#### DATA LISTING ####
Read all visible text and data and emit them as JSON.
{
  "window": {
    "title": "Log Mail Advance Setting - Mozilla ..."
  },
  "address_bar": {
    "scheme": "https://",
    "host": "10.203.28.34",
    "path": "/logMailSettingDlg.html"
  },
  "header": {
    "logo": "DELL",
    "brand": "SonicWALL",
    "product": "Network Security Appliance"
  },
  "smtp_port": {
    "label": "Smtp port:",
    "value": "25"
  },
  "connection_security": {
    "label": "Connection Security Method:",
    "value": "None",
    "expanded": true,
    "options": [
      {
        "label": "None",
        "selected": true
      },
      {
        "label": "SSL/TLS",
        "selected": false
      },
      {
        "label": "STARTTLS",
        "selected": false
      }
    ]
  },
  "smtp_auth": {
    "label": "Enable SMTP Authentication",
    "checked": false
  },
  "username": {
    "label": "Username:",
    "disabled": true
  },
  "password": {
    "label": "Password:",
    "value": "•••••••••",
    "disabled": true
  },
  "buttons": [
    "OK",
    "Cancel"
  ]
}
####
* _DO THIS_:
Copy each entry exactly, with nothing added or dropped.

* _ANSWER TO THE EXERCISE_:
Read all visible text and data and emit them as JSON.
{
  "window": {
    "title": "Log Mail Advance Setting - Mozilla ..."
  },
  "address_bar": {
    "scheme": "https://",
    "host": "10.203.28.34",
    "path": "/logMailSettingDlg.html"
  },
  "header": {
    "logo": "DELL",
    "brand": "SonicWALL",
    "product": "Network Security Appliance"
  },
  "smtp_port": {
    "label": "Smtp port:",
    "value": "25"
  },
  "connection_security": {
    "label": "Connection Security Method:",
    "value": "None",
    "expanded": true,
    "options": [
      {
        "label": "None",
        "selected": true
      },
      {
        "label": "SSL/TLS",
        "selected": false
      },
      {
        "label": "STARTTLS",
        "selected": false
      }
    ]
  },
  "smtp_auth": {
    "label": "Enable SMTP Authentication",
    "checked": false
  },
  "username": {
    "label": "Username:",
    "disabled": true
  },
  "password": {
    "label": "Password:",
    "value": "•••••••••",
    "disabled": true
  },
  "buttons": [
    "OK",
    "Cancel"
  ]
}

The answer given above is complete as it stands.